EXERCISE AIM: Please reproduce every line of the records below word for word, leaving out the pictures.

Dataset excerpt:

** Start **

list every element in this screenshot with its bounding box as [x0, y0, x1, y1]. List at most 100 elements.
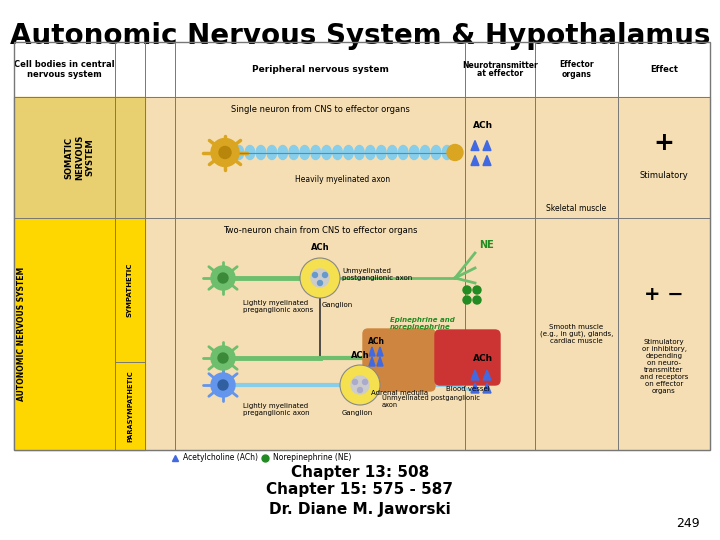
- Circle shape: [300, 258, 340, 298]
- Polygon shape: [377, 347, 383, 356]
- Circle shape: [219, 146, 231, 159]
- Text: Lightly myelinated
preganglionic axon: Lightly myelinated preganglionic axon: [243, 403, 310, 416]
- Ellipse shape: [410, 145, 419, 159]
- Text: Stimulatory: Stimulatory: [639, 171, 688, 180]
- Text: SOMATIC
NERVOUS
SYSTEM: SOMATIC NERVOUS SYSTEM: [65, 135, 94, 180]
- Ellipse shape: [398, 145, 408, 159]
- Circle shape: [218, 353, 228, 363]
- FancyBboxPatch shape: [363, 329, 435, 391]
- Text: Lightly myelinated
preganglionic axons: Lightly myelinated preganglionic axons: [243, 300, 313, 313]
- Text: 249: 249: [676, 517, 700, 530]
- Ellipse shape: [442, 145, 451, 159]
- Text: Epinephrine and
norepinephrine: Epinephrine and norepinephrine: [390, 317, 455, 330]
- Text: Neurotransmitter: Neurotransmitter: [462, 61, 538, 70]
- Text: Blood vessel: Blood vessel: [446, 386, 490, 392]
- Bar: [14, 42, 710, 450]
- Circle shape: [447, 145, 463, 160]
- Circle shape: [311, 269, 329, 287]
- Ellipse shape: [300, 145, 310, 159]
- Ellipse shape: [355, 145, 364, 159]
- Text: Skeletal muscle: Skeletal muscle: [546, 204, 607, 213]
- Circle shape: [211, 373, 235, 397]
- Polygon shape: [483, 383, 491, 393]
- Circle shape: [358, 388, 362, 393]
- Ellipse shape: [289, 145, 299, 159]
- Circle shape: [351, 376, 369, 394]
- Circle shape: [211, 266, 235, 290]
- Ellipse shape: [322, 145, 331, 159]
- Ellipse shape: [333, 145, 342, 159]
- Polygon shape: [483, 370, 491, 380]
- Ellipse shape: [420, 145, 430, 159]
- Polygon shape: [483, 140, 491, 151]
- Text: Effector
organs: Effector organs: [559, 60, 594, 79]
- Ellipse shape: [366, 145, 375, 159]
- Polygon shape: [471, 370, 479, 380]
- Text: ACh: ACh: [473, 354, 493, 363]
- Bar: [14, 97, 710, 218]
- Bar: [14, 218, 145, 450]
- Circle shape: [362, 380, 367, 384]
- Text: Two-neuron chain from CNS to effector organs: Two-neuron chain from CNS to effector or…: [222, 226, 418, 235]
- Polygon shape: [369, 347, 375, 356]
- Text: ACh: ACh: [351, 351, 369, 360]
- Text: ACh: ACh: [473, 122, 493, 131]
- Circle shape: [463, 296, 471, 304]
- Circle shape: [473, 286, 481, 294]
- Text: Effect: Effect: [650, 65, 678, 74]
- Ellipse shape: [431, 145, 441, 159]
- Text: ACh: ACh: [368, 337, 385, 346]
- Text: Chapter 13: 508
Chapter 15: 575 - 587: Chapter 13: 508 Chapter 15: 575 - 587: [266, 465, 454, 497]
- Circle shape: [312, 273, 318, 278]
- Text: SYMPATHETIC: SYMPATHETIC: [127, 263, 133, 317]
- Circle shape: [211, 138, 239, 166]
- Text: Unmyelinated postganglionic
axon: Unmyelinated postganglionic axon: [382, 395, 480, 408]
- Circle shape: [318, 280, 323, 286]
- Circle shape: [211, 346, 235, 370]
- Circle shape: [463, 286, 471, 294]
- Text: Norepinephrine (NE): Norepinephrine (NE): [273, 454, 351, 462]
- Circle shape: [323, 273, 328, 278]
- Text: Stimulatory
or inhibitory,
depending
on neuro-
transmitter
and receptors
on effe: Stimulatory or inhibitory, depending on …: [640, 339, 688, 394]
- Text: Unmyelinated
postganglionic axon: Unmyelinated postganglionic axon: [342, 268, 413, 281]
- Ellipse shape: [256, 145, 266, 159]
- Polygon shape: [471, 383, 479, 393]
- Circle shape: [353, 380, 358, 384]
- Text: Autonomic Nervous System & Hypothalamus: Autonomic Nervous System & Hypothalamus: [10, 22, 710, 50]
- Polygon shape: [369, 357, 375, 366]
- Text: Cell bodies in central
nervous system: Cell bodies in central nervous system: [14, 60, 114, 79]
- Circle shape: [218, 273, 228, 283]
- Ellipse shape: [246, 145, 255, 159]
- Bar: [14, 218, 710, 450]
- Ellipse shape: [278, 145, 287, 159]
- Text: AUTONOMIC NERVOUS SYSTEM: AUTONOMIC NERVOUS SYSTEM: [17, 267, 27, 401]
- Text: Single neuron from CNS to effector organs: Single neuron from CNS to effector organ…: [230, 105, 410, 114]
- Text: Peripheral nervous system: Peripheral nervous system: [251, 65, 388, 74]
- Ellipse shape: [343, 145, 354, 159]
- Polygon shape: [471, 140, 479, 151]
- Text: Smooth muscle
(e.g., in gut), glands,
cardiac muscle: Smooth muscle (e.g., in gut), glands, ca…: [540, 324, 613, 345]
- Polygon shape: [471, 156, 479, 165]
- Polygon shape: [483, 156, 491, 165]
- Text: +: +: [654, 131, 675, 154]
- Text: Adrenal medulla: Adrenal medulla: [372, 390, 428, 396]
- Circle shape: [340, 365, 380, 405]
- Text: at effector: at effector: [477, 69, 523, 78]
- Bar: [14, 97, 145, 218]
- Circle shape: [218, 380, 228, 390]
- Text: + −: + −: [644, 285, 684, 303]
- Ellipse shape: [267, 145, 276, 159]
- Text: Ganglion: Ganglion: [342, 410, 373, 416]
- Text: Heavily myelinated axon: Heavily myelinated axon: [295, 174, 390, 184]
- Circle shape: [473, 296, 481, 304]
- Ellipse shape: [377, 145, 386, 159]
- Polygon shape: [377, 357, 383, 366]
- Ellipse shape: [387, 145, 397, 159]
- Text: Ganglion: Ganglion: [322, 302, 354, 308]
- Text: NE: NE: [479, 240, 494, 250]
- Bar: [14, 42, 710, 97]
- Text: Dr. Diane M. Jaworski: Dr. Diane M. Jaworski: [269, 502, 451, 517]
- Text: PARASYMPATHETIC: PARASYMPATHETIC: [127, 370, 133, 442]
- Ellipse shape: [234, 145, 244, 159]
- Text: ACh: ACh: [311, 243, 329, 252]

** End **

WRITTEN SOLUTION:
list every element in this screenshot with its bounding box as [x0, y0, x1, y1]. List at most 100 elements.
- Circle shape: [300, 258, 340, 298]
- Polygon shape: [377, 347, 383, 356]
- Circle shape: [219, 146, 231, 159]
- Text: Lightly myelinated
preganglionic axon: Lightly myelinated preganglionic axon: [243, 403, 310, 416]
- Ellipse shape: [410, 145, 419, 159]
- Text: Stimulatory: Stimulatory: [639, 171, 688, 180]
- Text: SOMATIC
NERVOUS
SYSTEM: SOMATIC NERVOUS SYSTEM: [65, 135, 94, 180]
- Ellipse shape: [398, 145, 408, 159]
- Circle shape: [218, 353, 228, 363]
- FancyBboxPatch shape: [363, 329, 435, 391]
- Text: Lightly myelinated
preganglionic axons: Lightly myelinated preganglionic axons: [243, 300, 313, 313]
- Text: 249: 249: [676, 517, 700, 530]
- Ellipse shape: [442, 145, 451, 159]
- Text: Epinephrine and
norepinephrine: Epinephrine and norepinephrine: [390, 317, 455, 330]
- Text: Neurotransmitter: Neurotransmitter: [462, 61, 538, 70]
- Text: Blood vessel: Blood vessel: [446, 386, 490, 392]
- Bar: [14, 42, 710, 450]
- Circle shape: [447, 145, 463, 160]
- Circle shape: [311, 269, 329, 287]
- Ellipse shape: [300, 145, 310, 159]
- Ellipse shape: [355, 145, 364, 159]
- Text: Skeletal muscle: Skeletal muscle: [546, 204, 607, 213]
- Circle shape: [211, 373, 235, 397]
- Polygon shape: [483, 383, 491, 393]
- Circle shape: [358, 388, 362, 393]
- Ellipse shape: [289, 145, 299, 159]
- Circle shape: [351, 376, 369, 394]
- Circle shape: [211, 266, 235, 290]
- Ellipse shape: [322, 145, 331, 159]
- Ellipse shape: [333, 145, 342, 159]
- Polygon shape: [483, 370, 491, 380]
- Ellipse shape: [420, 145, 430, 159]
- Polygon shape: [483, 140, 491, 151]
- Text: Effector
organs: Effector organs: [559, 60, 594, 79]
- Ellipse shape: [366, 145, 375, 159]
- Polygon shape: [471, 370, 479, 380]
- Text: ACh: ACh: [473, 354, 493, 363]
- Bar: [14, 97, 710, 218]
- Bar: [14, 218, 145, 450]
- Circle shape: [362, 380, 367, 384]
- Text: Two-neuron chain from CNS to effector organs: Two-neuron chain from CNS to effector or…: [222, 226, 418, 235]
- Polygon shape: [369, 347, 375, 356]
- Text: ACh: ACh: [351, 351, 369, 360]
- Text: ACh: ACh: [473, 122, 493, 131]
- Circle shape: [463, 296, 471, 304]
- Circle shape: [473, 286, 481, 294]
- Text: Effect: Effect: [650, 65, 678, 74]
- Ellipse shape: [431, 145, 441, 159]
- Text: ACh: ACh: [368, 337, 385, 346]
- Text: Chapter 13: 508
Chapter 15: 575 - 587: Chapter 13: 508 Chapter 15: 575 - 587: [266, 465, 454, 497]
- Circle shape: [312, 273, 318, 278]
- Text: SYMPATHETIC: SYMPATHETIC: [127, 263, 133, 317]
- Circle shape: [211, 138, 239, 166]
- Text: Unmyelinated postganglionic
axon: Unmyelinated postganglionic axon: [382, 395, 480, 408]
- Circle shape: [318, 280, 323, 286]
- Circle shape: [211, 346, 235, 370]
- Circle shape: [463, 286, 471, 294]
- Text: Norepinephrine (NE): Norepinephrine (NE): [273, 454, 351, 462]
- Circle shape: [323, 273, 328, 278]
- Text: Stimulatory
or inhibitory,
depending
on neuro-
transmitter
and receptors
on effe: Stimulatory or inhibitory, depending on …: [640, 339, 688, 394]
- Text: Unmyelinated
postganglionic axon: Unmyelinated postganglionic axon: [342, 268, 413, 281]
- Ellipse shape: [256, 145, 266, 159]
- Polygon shape: [471, 383, 479, 393]
- Circle shape: [353, 380, 358, 384]
- Text: Autonomic Nervous System & Hypothalamus: Autonomic Nervous System & Hypothalamus: [10, 22, 710, 50]
- Polygon shape: [369, 357, 375, 366]
- Text: Cell bodies in central
nervous system: Cell bodies in central nervous system: [14, 60, 114, 79]
- Circle shape: [218, 273, 228, 283]
- Ellipse shape: [246, 145, 255, 159]
- Bar: [14, 218, 710, 450]
- Ellipse shape: [278, 145, 287, 159]
- Text: AUTONOMIC NERVOUS SYSTEM: AUTONOMIC NERVOUS SYSTEM: [17, 267, 27, 401]
- Text: Single neuron from CNS to effector organs: Single neuron from CNS to effector organ…: [230, 105, 410, 114]
- Text: Peripheral nervous system: Peripheral nervous system: [251, 65, 388, 74]
- Ellipse shape: [343, 145, 354, 159]
- Polygon shape: [471, 140, 479, 151]
- Text: Smooth muscle
(e.g., in gut), glands,
cardiac muscle: Smooth muscle (e.g., in gut), glands, ca…: [540, 324, 613, 345]
- Polygon shape: [471, 156, 479, 165]
- Polygon shape: [483, 156, 491, 165]
- Text: +: +: [654, 131, 675, 154]
- Text: Adrenal medulla: Adrenal medulla: [372, 390, 428, 396]
- Circle shape: [340, 365, 380, 405]
- Text: at effector: at effector: [477, 69, 523, 78]
- Bar: [14, 97, 145, 218]
- Circle shape: [218, 380, 228, 390]
- Text: + −: + −: [644, 285, 684, 303]
- Ellipse shape: [267, 145, 276, 159]
- Text: Ganglion: Ganglion: [342, 410, 373, 416]
- Text: Heavily myelinated axon: Heavily myelinated axon: [295, 174, 390, 184]
- Circle shape: [473, 296, 481, 304]
- Ellipse shape: [377, 145, 386, 159]
- Polygon shape: [377, 357, 383, 366]
- Ellipse shape: [387, 145, 397, 159]
- Text: Ganglion: Ganglion: [322, 302, 354, 308]
- Text: NE: NE: [479, 240, 494, 250]
- Bar: [14, 42, 710, 97]
- Text: Dr. Diane M. Jaworski: Dr. Diane M. Jaworski: [269, 502, 451, 517]
- Text: PARASYMPATHETIC: PARASYMPATHETIC: [127, 370, 133, 442]
- Ellipse shape: [234, 145, 244, 159]
- Text: ACh: ACh: [311, 243, 329, 252]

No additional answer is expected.